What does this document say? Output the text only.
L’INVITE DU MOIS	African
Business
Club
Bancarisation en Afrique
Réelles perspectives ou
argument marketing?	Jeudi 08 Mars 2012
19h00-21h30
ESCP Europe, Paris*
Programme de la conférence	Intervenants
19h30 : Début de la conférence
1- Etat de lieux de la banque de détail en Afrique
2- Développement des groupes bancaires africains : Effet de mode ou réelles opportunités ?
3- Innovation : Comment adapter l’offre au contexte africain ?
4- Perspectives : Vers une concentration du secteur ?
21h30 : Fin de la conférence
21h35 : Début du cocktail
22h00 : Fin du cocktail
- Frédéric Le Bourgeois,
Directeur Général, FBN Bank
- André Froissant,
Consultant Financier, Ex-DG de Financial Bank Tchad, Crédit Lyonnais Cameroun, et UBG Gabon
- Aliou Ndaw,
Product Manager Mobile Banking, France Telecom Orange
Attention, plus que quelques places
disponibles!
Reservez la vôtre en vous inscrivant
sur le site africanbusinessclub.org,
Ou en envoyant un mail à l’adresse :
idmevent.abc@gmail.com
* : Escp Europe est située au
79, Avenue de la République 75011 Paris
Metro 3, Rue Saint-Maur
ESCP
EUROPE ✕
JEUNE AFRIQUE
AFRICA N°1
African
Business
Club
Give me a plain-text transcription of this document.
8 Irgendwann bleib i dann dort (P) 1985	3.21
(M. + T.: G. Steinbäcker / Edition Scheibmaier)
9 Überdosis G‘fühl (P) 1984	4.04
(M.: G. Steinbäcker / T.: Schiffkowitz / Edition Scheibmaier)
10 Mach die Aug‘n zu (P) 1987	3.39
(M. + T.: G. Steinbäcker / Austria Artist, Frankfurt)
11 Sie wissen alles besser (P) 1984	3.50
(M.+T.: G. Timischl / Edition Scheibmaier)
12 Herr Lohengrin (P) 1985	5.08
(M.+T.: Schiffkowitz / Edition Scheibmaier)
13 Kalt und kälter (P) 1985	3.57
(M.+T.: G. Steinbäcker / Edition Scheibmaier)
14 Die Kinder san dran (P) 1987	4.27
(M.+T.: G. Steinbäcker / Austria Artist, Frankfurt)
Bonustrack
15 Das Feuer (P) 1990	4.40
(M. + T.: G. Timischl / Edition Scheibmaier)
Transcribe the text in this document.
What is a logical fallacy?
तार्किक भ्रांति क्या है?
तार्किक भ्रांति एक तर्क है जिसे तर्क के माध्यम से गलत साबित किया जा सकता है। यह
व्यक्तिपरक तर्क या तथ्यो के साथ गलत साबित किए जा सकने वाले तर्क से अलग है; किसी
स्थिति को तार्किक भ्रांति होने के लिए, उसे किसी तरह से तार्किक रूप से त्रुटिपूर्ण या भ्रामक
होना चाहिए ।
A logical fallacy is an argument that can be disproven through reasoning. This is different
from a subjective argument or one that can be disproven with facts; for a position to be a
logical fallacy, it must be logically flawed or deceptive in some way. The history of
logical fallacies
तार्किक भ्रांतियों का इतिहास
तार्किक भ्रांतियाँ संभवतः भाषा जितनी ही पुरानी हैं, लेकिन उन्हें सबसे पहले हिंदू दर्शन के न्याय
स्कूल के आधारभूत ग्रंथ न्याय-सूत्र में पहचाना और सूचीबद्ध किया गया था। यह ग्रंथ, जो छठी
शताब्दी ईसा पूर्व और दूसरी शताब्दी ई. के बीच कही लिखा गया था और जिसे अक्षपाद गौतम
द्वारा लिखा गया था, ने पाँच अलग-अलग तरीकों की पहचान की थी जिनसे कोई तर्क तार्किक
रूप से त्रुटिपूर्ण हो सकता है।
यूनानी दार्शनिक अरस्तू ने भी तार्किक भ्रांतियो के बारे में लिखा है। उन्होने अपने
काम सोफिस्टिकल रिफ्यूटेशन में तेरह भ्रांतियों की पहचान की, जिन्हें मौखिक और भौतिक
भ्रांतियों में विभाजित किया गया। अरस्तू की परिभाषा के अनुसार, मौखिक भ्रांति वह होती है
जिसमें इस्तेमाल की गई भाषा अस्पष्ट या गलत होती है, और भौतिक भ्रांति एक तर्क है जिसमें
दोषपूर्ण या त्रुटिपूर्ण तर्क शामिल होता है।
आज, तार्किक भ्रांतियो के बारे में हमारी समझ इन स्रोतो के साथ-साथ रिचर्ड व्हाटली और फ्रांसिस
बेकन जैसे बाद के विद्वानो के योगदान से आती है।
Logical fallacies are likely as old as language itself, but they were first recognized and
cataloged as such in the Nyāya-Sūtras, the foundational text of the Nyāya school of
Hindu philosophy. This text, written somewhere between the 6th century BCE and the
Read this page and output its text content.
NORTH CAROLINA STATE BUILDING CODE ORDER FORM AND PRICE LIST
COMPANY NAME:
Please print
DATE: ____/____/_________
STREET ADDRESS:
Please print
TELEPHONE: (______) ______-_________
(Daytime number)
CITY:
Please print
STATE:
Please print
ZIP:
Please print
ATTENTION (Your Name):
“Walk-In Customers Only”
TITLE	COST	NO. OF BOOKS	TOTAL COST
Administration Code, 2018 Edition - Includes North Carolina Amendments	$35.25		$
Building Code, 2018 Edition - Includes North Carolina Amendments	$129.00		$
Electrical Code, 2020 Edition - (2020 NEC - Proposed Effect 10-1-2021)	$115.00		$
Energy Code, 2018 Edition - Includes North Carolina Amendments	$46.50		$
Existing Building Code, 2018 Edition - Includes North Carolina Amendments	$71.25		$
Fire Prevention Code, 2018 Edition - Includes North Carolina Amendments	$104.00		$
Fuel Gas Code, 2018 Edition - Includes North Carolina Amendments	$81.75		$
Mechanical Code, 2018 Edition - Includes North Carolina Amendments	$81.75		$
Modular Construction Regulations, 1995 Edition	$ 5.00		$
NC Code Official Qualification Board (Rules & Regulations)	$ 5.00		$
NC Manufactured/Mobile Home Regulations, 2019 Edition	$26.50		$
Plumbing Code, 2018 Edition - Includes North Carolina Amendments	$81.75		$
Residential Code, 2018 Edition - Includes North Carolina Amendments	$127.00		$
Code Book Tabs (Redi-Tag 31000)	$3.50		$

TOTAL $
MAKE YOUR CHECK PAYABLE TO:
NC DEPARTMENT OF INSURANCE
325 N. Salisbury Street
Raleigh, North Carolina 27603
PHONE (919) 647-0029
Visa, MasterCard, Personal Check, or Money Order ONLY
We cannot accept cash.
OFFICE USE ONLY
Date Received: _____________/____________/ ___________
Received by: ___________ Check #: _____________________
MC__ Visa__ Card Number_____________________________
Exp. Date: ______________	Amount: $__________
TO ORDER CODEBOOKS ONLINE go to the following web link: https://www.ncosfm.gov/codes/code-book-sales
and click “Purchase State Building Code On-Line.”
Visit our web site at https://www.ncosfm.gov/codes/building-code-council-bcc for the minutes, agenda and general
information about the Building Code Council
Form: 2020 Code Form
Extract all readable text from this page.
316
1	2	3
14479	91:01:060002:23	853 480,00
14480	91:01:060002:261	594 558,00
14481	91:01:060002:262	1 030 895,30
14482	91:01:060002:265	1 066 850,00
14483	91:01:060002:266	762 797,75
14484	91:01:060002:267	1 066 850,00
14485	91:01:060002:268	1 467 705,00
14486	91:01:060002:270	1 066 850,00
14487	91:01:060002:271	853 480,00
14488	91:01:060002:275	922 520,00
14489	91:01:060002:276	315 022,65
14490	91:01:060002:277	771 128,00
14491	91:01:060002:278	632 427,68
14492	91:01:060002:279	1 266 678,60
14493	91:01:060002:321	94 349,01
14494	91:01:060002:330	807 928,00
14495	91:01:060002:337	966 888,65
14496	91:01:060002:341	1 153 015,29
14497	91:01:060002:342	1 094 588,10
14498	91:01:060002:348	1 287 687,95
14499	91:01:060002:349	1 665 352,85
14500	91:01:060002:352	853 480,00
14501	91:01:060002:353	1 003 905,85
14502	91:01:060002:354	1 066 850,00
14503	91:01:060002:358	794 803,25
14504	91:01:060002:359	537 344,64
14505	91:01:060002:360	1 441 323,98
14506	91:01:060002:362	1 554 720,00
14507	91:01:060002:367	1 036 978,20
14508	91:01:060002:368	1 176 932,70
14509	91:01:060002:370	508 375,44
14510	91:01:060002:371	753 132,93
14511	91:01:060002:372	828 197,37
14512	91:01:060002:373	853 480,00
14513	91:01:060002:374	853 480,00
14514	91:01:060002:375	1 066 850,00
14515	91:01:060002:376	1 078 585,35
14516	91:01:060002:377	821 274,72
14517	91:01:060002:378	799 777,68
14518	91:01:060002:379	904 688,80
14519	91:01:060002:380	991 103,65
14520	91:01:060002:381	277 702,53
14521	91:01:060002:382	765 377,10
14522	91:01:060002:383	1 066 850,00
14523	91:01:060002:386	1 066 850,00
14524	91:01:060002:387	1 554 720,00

- TASK BRIEF
Output an exact copy of the lines beginning at the one that holds "Extract all readable text from this page." and running through the final line of the records.

- REPLY TO THE TASK
Extract all readable text from this page.
316
1	2	3
14479	91:01:060002:23	853 480,00
14480	91:01:060002:261	594 558,00
14481	91:01:060002:262	1 030 895,30
14482	91:01:060002:265	1 066 850,00
14483	91:01:060002:266	762 797,75
14484	91:01:060002:267	1 066 850,00
14485	91:01:060002:268	1 467 705,00
14486	91:01:060002:270	1 066 850,00
14487	91:01:060002:271	853 480,00
14488	91:01:060002:275	922 520,00
14489	91:01:060002:276	315 022,65
14490	91:01:060002:277	771 128,00
14491	91:01:060002:278	632 427,68
14492	91:01:060002:279	1 266 678,60
14493	91:01:060002:321	94 349,01
14494	91:01:060002:330	807 928,00
14495	91:01:060002:337	966 888,65
14496	91:01:060002:341	1 153 015,29
14497	91:01:060002:342	1 094 588,10
14498	91:01:060002:348	1 287 687,95
14499	91:01:060002:349	1 665 352,85
14500	91:01:060002:352	853 480,00
14501	91:01:060002:353	1 003 905,85
14502	91:01:060002:354	1 066 850,00
14503	91:01:060002:358	794 803,25
14504	91:01:060002:359	537 344,64
14505	91:01:060002:360	1 441 323,98
14506	91:01:060002:362	1 554 720,00
14507	91:01:060002:367	1 036 978,20
14508	91:01:060002:368	1 176 932,70
14509	91:01:060002:370	508 375,44
14510	91:01:060002:371	753 132,93
14511	91:01:060002:372	828 197,37
14512	91:01:060002:373	853 480,00
14513	91:01:060002:374	853 480,00
14514	91:01:060002:375	1 066 850,00
14515	91:01:060002:376	1 078 585,35
14516	91:01:060002:377	821 274,72
14517	91:01:060002:378	799 777,68
14518	91:01:060002:379	904 688,80
14519	91:01:060002:380	991 103,65
14520	91:01:060002:381	277 702,53
14521	91:01:060002:382	765 377,10
14522	91:01:060002:383	1 066 850,00
14523	91:01:060002:386	1 066 850,00
14524	91:01:060002:387	1 554 720,00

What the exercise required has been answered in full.